• Provided text:
Begin
Four killed as Russia launches another big attack on Ukraine’s power grid

Russia is ‘weaponising winter’, say Ukrainian officials

Emergency services personnel work to extinguish a fire following a Russian attack in Kharkiv, Ukraine. Photograph: Ukrainian Emergency Service via AP
Emergency services personnel work to extinguish a fire following a Russian attack in Kharkiv, Ukraine. Photograph: Ukrainian Emergency Service via AP

Russia launched a second major drone and missile bombardment of Ukraine in four days, officials said, aiming again at the power grid and apparently snubbing US-led peace efforts as the war approaches the four-year mark.

Russia fired almost 300 drones, 18 ballistic missiles and seven cruise missiles at eight regions overnight, Ukrainian president Volodymyr Zelenskiy said on social media.

One strike in the northeastern Kharkiv region killed four people at a mail depot, and several hundred thousand households were without power in the Kyiv region, Mr Zelenskiy said.

The daytime temperature in the capital was -12 degrees. The streets were covered with ice, and the city rumbled with the noise from generators.

Four days earlier, Russia also sent hundreds of drones and dozens of missiles in a large-scale overnight attack and, for only the second time in the war, it used a powerful new hypersonic missile that struck western Ukraine in what appeared to be a clear warning to Kyiv’s Nato allies that it would not back down.

On Monday, the United States accused Russia of a “dangerous and inexplicable escalation” of the fighting, when the Trump administration was trying to advance peace negotiations.
End
Entries from a data source:
Begin
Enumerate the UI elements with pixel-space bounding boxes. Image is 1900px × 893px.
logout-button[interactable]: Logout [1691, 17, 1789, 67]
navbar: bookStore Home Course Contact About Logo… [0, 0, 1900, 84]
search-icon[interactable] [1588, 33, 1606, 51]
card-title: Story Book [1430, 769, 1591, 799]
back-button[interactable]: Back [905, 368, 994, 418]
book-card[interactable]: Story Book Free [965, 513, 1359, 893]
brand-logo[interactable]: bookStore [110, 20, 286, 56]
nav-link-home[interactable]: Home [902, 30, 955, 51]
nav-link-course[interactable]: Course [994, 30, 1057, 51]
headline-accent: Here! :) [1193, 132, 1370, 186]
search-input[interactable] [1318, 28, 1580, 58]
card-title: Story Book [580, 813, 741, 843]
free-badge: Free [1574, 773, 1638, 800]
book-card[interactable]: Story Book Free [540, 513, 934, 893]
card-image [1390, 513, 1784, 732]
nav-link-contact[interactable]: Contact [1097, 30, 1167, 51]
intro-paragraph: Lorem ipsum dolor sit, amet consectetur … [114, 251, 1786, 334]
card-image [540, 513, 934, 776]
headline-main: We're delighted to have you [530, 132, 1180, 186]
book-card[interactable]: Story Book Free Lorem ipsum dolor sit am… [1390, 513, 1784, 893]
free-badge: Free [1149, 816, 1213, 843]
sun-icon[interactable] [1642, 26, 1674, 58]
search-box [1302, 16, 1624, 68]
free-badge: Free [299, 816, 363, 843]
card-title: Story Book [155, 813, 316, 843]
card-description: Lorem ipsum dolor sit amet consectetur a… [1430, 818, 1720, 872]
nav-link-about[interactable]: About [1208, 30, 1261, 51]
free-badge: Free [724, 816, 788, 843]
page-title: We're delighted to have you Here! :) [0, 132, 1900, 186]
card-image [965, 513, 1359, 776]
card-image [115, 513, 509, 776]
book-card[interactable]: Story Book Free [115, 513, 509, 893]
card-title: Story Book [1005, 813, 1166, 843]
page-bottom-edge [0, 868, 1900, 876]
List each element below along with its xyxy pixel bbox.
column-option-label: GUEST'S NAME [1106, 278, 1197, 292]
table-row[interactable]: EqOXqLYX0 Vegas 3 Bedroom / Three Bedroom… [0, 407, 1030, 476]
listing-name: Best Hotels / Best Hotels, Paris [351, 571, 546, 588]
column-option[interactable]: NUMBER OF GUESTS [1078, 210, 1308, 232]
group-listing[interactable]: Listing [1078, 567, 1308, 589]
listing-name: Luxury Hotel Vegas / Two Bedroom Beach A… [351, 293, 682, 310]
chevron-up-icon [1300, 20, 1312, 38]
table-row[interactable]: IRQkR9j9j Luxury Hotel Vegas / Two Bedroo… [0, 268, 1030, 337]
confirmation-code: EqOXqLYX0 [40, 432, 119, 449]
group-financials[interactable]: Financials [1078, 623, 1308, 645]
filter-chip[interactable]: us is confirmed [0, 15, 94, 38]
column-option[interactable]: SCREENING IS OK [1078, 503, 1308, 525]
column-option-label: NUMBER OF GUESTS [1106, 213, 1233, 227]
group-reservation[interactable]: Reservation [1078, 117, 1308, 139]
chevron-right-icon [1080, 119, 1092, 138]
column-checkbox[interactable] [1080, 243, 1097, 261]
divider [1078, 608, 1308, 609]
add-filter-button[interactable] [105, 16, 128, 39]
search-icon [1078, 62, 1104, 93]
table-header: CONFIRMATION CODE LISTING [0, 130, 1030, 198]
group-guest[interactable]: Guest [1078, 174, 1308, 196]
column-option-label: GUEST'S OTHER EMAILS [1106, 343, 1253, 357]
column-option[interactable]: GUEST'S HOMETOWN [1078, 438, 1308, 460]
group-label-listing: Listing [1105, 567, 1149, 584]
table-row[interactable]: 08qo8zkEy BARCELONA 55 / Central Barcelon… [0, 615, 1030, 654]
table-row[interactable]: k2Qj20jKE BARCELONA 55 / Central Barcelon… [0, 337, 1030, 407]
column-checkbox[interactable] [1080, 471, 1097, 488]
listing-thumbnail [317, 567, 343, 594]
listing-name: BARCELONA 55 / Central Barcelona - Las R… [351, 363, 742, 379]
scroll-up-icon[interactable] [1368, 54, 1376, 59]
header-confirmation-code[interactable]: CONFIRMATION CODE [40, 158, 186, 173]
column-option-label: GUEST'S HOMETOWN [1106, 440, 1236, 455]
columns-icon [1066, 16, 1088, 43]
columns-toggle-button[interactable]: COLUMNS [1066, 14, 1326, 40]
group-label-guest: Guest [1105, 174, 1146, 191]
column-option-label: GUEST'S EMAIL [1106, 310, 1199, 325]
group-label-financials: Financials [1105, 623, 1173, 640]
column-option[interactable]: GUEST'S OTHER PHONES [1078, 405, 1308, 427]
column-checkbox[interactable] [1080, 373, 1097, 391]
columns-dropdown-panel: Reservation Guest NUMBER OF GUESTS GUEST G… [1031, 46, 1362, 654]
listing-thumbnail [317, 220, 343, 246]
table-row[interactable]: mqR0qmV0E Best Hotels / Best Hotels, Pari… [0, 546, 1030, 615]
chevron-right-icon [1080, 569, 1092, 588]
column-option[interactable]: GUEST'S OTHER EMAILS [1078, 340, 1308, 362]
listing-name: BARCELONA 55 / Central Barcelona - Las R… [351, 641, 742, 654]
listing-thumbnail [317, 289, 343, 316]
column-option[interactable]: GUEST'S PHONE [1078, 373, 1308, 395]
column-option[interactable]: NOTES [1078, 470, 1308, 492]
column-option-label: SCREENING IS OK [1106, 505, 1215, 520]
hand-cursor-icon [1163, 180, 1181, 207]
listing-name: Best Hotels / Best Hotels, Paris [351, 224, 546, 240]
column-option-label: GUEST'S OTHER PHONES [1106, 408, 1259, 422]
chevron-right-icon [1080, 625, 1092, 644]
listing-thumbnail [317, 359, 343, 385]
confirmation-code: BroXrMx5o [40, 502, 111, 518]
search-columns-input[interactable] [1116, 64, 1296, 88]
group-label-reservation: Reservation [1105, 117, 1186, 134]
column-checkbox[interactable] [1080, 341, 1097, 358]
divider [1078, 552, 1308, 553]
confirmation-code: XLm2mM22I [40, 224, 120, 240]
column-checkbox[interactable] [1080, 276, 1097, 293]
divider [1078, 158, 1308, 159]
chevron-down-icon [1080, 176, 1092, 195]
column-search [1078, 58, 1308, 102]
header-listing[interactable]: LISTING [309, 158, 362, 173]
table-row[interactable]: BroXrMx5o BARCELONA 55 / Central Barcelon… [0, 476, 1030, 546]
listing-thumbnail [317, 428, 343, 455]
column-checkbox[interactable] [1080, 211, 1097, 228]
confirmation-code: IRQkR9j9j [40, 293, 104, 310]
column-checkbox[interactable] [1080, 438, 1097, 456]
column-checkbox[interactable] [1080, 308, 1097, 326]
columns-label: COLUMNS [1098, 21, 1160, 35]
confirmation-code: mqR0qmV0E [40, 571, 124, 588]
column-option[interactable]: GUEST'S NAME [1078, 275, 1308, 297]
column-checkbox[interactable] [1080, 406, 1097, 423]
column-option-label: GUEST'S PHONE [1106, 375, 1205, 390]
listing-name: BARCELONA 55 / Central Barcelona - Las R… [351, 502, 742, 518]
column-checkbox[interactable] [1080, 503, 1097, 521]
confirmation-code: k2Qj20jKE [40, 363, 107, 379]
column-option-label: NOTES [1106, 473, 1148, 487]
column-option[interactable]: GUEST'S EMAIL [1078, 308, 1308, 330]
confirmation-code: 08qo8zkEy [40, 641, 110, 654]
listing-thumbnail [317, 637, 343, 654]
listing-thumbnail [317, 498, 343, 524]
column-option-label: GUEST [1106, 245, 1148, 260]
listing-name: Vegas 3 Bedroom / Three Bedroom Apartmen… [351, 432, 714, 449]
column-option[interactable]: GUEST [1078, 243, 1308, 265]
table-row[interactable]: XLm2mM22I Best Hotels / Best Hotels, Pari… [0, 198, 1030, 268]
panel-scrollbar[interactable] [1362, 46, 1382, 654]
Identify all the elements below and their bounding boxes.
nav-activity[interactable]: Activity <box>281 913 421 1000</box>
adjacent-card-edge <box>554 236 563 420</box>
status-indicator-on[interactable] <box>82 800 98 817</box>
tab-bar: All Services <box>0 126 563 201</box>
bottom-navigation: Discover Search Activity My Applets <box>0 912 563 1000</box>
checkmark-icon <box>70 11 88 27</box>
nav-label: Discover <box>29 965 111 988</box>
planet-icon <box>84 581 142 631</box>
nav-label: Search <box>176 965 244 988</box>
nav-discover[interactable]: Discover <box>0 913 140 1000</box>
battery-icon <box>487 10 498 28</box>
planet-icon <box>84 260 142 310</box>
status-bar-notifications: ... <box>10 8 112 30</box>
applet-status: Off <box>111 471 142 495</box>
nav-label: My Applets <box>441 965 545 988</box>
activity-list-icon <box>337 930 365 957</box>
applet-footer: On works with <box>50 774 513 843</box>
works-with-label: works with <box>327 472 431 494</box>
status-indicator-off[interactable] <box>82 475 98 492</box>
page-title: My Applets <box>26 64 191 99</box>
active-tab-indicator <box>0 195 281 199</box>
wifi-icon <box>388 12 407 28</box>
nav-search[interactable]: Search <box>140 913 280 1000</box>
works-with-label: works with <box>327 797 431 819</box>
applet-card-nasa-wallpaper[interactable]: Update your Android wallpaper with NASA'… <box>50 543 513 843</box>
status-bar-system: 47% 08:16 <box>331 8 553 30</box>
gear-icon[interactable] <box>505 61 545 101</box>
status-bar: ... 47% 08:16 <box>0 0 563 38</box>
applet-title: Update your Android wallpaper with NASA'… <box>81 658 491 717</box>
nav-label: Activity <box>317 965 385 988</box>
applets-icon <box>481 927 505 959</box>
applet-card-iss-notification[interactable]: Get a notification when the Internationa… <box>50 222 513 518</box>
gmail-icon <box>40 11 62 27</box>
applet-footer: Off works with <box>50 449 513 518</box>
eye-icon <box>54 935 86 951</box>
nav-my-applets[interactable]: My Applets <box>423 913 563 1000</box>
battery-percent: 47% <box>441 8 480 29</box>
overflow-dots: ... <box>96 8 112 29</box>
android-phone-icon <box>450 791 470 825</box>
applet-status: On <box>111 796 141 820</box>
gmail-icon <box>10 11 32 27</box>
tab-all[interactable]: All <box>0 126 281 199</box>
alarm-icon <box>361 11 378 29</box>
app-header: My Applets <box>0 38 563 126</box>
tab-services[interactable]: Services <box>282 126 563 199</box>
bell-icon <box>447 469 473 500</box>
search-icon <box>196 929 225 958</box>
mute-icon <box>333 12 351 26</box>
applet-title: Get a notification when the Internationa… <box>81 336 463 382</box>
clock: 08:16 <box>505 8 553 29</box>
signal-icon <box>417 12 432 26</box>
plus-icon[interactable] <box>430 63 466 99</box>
End
• Requirement 1: Based on the article about the attack on Ukraine's power grid, say whether each statement agrees with it. Answer yes or no for each and quote the deciding words. (a) Russia fired almost 300 drones at eight regions overnight. (b) The strike in the Kharkiv region killed four people at a railway station. (c) The daytime temperature in the capital was -12 degrees.
• Requirement 2: Rewrite the entries as a JSON list of strings, with one string per line and blank lines left out. Start with the first line of the entries and go through the line containing "search-icon[interactable] [1588, 33, 1606, 51]".

• Worked answer 1:
(a) Yes: "Russia fired almost 300 drones, 18 ballistic missiles and seven cruise missiles at eight regions overnight"
(b) No: "One strike in the northeastern Kharkiv region killed four people at a mail depot"
(c) Yes: "The daytime temperature in the capital was -12 degrees."

• Worked answer 2:
[
  "Enumerate the UI elements with pixel-space bounding boxes. Image is 1900px × 893px.",
  "logout-button[interactable]: Logout [1691, 17, 1789, 67]",
  "navbar: bookStore Home Course Contact About Logo… [0, 0, 1900, 84]",
  "search-icon[interactable] [1588, 33, 1606, 51]"
]